### PROBLEM DETAILS
All of the records below should be output exactly.
——
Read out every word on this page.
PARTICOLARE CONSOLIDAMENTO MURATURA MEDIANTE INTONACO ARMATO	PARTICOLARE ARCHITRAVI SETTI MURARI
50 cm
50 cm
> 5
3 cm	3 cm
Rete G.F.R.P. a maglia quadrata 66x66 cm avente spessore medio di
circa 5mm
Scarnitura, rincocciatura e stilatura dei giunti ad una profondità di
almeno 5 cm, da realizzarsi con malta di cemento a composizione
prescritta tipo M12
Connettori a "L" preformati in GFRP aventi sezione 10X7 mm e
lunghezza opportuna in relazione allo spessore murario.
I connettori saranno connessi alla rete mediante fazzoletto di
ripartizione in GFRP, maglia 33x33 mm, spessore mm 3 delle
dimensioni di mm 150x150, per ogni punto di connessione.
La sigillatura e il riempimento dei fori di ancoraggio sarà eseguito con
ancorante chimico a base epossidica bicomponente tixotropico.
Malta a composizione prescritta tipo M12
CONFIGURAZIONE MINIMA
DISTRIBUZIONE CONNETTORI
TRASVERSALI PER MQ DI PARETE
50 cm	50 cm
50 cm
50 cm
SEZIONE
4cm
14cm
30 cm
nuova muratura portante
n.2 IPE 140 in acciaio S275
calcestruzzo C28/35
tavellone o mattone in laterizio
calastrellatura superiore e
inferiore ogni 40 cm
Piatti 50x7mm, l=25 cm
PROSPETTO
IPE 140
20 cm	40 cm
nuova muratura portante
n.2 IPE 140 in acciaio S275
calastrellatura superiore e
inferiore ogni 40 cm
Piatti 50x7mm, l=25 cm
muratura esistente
——
### EXPECTED ANSWER
Read out every word on this page.
PARTICOLARE CONSOLIDAMENTO MURATURA MEDIANTE INTONACO ARMATO	PARTICOLARE ARCHITRAVI SETTI MURARI
50 cm
50 cm
> 5
3 cm	3 cm
Rete G.F.R.P. a maglia quadrata 66x66 cm avente spessore medio di
circa 5mm
Scarnitura, rincocciatura e stilatura dei giunti ad una profondità di
almeno 5 cm, da realizzarsi con malta di cemento a composizione
prescritta tipo M12
Connettori a "L" preformati in GFRP aventi sezione 10X7 mm e
lunghezza opportuna in relazione allo spessore murario.
I connettori saranno connessi alla rete mediante fazzoletto di
ripartizione in GFRP, maglia 33x33 mm, spessore mm 3 delle
dimensioni di mm 150x150, per ogni punto di connessione.
La sigillatura e il riempimento dei fori di ancoraggio sarà eseguito con
ancorante chimico a base epossidica bicomponente tixotropico.
Malta a composizione prescritta tipo M12
CONFIGURAZIONE MINIMA
DISTRIBUZIONE CONNETTORI
TRASVERSALI PER MQ DI PARETE
50 cm	50 cm
50 cm
50 cm
SEZIONE
4cm
14cm
30 cm
nuova muratura portante
n.2 IPE 140 in acciaio S275
calcestruzzo C28/35
tavellone o mattone in laterizio
calastrellatura superiore e
inferiore ogni 40 cm
Piatti 50x7mm, l=25 cm
PROSPETTO
IPE 140
20 cm	40 cm
nuova muratura portante
n.2 IPE 140 in acciaio S275
calastrellatura superiore e
inferiore ogni 40 cm
Piatti 50x7mm, l=25 cm
muratura esistente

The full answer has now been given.